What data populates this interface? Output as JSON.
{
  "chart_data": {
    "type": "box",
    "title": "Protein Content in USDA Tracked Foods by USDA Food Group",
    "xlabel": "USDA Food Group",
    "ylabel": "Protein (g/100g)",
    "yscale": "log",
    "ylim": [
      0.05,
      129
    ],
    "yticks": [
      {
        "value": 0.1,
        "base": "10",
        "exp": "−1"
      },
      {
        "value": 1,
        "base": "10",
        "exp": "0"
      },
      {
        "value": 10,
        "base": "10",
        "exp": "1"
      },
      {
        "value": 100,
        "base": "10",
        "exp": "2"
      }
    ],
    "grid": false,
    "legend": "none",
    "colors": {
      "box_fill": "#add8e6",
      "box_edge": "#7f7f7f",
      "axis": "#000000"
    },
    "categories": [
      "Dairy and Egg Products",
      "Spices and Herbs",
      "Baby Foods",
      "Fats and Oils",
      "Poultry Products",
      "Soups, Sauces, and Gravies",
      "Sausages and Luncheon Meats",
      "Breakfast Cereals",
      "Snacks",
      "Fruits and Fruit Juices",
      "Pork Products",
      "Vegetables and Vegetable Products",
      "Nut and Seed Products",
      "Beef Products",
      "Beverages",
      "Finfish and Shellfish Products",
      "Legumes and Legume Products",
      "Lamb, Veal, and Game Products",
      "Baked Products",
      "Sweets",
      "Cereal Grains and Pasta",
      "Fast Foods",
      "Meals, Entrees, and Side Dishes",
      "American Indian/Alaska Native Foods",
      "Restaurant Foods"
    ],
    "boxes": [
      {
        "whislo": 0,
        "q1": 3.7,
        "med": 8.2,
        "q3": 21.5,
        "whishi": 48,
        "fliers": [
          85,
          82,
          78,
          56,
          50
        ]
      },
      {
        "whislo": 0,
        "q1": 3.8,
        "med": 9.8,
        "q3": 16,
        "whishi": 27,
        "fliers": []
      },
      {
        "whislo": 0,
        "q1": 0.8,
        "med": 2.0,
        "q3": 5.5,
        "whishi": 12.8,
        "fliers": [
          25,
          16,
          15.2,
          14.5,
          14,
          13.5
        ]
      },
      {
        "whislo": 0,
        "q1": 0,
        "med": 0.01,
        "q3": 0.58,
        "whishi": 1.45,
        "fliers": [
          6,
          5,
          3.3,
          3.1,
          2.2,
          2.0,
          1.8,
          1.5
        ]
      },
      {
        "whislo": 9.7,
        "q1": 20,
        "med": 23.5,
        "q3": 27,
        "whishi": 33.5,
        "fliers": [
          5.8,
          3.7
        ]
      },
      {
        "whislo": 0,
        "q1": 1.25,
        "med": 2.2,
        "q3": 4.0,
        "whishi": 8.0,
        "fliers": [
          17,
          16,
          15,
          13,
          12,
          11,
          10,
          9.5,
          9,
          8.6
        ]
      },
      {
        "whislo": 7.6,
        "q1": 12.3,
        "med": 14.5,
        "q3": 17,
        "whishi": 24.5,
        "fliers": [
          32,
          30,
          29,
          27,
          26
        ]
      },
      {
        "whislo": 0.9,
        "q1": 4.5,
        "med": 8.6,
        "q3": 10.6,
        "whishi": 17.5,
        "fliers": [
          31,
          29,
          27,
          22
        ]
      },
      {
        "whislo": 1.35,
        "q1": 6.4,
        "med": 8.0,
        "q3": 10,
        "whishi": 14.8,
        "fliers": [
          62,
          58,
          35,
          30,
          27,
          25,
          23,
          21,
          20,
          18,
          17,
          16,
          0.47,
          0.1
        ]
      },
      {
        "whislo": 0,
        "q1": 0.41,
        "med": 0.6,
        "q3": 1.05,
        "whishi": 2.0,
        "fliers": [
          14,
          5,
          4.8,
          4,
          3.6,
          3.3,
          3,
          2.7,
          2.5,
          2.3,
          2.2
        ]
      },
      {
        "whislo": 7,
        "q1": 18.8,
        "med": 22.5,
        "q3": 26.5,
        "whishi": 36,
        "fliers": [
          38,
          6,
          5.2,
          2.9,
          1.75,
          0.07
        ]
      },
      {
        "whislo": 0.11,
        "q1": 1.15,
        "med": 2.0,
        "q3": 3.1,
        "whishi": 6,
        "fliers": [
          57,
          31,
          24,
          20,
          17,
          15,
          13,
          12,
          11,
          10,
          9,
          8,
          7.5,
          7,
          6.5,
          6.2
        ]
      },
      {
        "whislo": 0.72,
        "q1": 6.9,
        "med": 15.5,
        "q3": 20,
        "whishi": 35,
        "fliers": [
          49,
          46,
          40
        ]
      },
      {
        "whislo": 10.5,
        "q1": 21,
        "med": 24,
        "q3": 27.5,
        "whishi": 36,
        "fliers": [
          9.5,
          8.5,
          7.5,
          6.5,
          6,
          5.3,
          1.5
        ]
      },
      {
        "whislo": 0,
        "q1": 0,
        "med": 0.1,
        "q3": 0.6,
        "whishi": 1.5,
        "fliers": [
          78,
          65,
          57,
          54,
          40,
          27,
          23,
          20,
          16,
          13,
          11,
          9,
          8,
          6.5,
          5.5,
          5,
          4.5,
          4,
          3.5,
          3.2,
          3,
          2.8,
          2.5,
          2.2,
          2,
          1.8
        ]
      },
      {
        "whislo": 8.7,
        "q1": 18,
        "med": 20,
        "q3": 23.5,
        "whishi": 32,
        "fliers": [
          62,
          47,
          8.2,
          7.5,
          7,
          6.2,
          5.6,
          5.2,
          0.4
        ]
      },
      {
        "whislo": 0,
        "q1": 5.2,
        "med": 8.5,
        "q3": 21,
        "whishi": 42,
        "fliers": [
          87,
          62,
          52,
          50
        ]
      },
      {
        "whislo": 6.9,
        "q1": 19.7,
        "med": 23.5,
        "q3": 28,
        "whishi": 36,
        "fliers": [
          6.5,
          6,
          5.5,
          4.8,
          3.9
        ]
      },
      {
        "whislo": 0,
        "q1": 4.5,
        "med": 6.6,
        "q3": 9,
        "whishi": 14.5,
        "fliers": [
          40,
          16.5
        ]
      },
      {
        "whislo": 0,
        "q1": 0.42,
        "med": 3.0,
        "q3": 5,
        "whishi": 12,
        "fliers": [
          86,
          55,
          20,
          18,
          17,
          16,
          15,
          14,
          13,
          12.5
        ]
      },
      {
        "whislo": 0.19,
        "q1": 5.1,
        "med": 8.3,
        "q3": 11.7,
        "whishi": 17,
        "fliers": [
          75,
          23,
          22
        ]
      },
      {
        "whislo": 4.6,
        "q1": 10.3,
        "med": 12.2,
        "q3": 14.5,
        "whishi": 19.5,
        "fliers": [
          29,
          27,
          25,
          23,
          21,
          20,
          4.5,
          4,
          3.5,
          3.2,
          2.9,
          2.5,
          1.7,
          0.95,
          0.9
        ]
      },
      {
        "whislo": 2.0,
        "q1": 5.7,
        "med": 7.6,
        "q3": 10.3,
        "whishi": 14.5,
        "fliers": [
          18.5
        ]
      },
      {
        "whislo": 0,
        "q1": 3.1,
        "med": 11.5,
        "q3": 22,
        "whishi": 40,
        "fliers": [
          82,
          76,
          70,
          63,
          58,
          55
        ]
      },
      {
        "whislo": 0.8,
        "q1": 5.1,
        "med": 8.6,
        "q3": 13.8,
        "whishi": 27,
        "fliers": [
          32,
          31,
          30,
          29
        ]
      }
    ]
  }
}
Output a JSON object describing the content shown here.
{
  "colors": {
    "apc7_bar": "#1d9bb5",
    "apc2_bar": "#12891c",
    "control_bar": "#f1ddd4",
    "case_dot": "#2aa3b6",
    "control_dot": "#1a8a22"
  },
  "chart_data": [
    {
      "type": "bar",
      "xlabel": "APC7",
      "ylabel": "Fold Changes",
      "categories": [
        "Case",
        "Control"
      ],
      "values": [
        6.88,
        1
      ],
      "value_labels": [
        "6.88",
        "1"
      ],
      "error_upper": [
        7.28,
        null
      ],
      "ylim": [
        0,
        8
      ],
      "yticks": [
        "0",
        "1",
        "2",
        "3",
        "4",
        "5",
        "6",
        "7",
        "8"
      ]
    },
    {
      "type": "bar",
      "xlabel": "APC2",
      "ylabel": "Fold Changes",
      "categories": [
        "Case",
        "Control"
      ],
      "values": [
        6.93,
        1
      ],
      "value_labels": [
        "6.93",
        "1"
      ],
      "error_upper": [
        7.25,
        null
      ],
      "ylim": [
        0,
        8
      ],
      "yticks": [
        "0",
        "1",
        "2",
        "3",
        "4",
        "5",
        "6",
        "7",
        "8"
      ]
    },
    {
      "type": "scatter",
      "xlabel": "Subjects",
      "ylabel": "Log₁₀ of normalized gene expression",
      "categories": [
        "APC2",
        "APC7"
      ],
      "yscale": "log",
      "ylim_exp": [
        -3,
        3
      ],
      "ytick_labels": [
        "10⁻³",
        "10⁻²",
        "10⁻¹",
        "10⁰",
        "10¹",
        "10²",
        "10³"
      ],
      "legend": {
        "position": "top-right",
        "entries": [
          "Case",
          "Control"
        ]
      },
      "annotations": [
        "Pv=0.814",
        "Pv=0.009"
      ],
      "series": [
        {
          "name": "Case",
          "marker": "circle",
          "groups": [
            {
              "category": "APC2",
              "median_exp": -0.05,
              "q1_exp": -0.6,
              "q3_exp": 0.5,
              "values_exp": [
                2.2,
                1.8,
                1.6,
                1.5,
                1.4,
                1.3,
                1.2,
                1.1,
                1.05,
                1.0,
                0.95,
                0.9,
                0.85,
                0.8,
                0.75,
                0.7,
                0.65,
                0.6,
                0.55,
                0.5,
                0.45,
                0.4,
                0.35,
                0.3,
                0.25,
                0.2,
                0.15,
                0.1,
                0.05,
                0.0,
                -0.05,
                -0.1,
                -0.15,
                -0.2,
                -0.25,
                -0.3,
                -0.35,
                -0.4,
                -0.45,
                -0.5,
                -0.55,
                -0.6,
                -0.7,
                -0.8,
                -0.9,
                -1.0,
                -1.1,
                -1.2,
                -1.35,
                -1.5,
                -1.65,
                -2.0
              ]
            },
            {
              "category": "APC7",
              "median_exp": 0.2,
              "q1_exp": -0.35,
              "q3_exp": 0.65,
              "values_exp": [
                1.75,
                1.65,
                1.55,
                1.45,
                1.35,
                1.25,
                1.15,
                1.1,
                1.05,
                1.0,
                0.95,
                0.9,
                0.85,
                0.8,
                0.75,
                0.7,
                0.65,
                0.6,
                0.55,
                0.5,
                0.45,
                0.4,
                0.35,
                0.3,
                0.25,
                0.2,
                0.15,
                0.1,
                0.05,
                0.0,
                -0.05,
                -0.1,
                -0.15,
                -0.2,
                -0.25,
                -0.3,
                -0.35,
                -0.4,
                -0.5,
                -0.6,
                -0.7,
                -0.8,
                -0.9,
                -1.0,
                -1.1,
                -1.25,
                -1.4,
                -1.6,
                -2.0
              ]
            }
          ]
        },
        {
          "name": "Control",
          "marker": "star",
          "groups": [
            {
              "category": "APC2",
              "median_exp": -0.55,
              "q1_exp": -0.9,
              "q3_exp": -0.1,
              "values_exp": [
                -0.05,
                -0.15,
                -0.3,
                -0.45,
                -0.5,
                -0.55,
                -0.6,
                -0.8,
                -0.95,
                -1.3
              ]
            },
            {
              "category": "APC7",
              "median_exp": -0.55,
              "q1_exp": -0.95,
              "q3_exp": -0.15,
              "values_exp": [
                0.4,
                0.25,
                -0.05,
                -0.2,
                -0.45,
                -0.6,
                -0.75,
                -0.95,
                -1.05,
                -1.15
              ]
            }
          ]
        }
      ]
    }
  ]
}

# Your instructions
Looking at the entries above, copy out every line in which "Products" occurs.

# Result below
      "Dairy and Egg Products",
      "Poultry Products",
      "Pork Products",
      "Vegetables and Vegetable Products",
      "Nut and Seed Products",
      "Beef Products",
      "Finfish and Shellfish Products",
      "Legumes and Legume Products",
      "Lamb, Veal, and Game Products",
      "Baked Products",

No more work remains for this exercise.